» What is being asked
From the data that follows, copy every line holding the string "here".

» Dataset
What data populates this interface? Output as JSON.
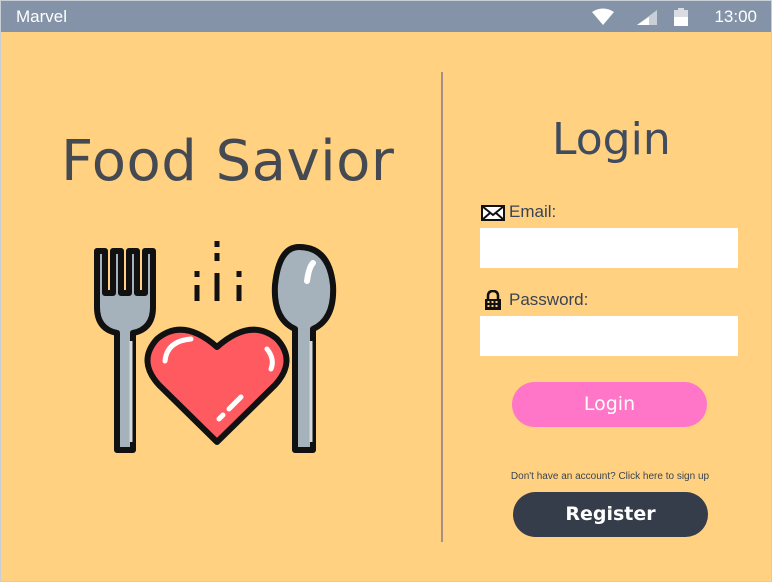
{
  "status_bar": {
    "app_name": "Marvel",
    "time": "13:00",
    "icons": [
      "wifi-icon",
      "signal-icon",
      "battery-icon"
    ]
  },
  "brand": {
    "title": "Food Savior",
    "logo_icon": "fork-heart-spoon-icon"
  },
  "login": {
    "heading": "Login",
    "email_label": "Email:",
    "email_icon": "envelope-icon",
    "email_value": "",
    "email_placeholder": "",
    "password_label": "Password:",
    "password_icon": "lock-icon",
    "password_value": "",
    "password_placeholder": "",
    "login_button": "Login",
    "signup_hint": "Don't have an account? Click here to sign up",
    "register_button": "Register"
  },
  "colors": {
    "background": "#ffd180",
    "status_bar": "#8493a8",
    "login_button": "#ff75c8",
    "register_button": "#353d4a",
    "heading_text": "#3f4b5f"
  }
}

==

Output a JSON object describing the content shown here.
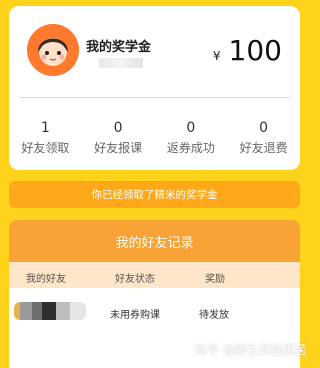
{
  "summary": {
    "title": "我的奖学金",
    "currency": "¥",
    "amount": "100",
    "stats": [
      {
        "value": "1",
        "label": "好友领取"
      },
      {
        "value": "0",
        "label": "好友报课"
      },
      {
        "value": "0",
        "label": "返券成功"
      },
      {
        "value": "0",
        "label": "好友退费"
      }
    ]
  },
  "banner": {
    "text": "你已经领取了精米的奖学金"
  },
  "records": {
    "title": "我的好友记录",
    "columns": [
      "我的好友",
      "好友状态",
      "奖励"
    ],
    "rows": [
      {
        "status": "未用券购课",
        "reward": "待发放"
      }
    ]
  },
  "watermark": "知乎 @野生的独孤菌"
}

» Exercise result
    "signup_hint": "Don't have an account? Click here to sign up",
Output a JSON object describing the content shown here.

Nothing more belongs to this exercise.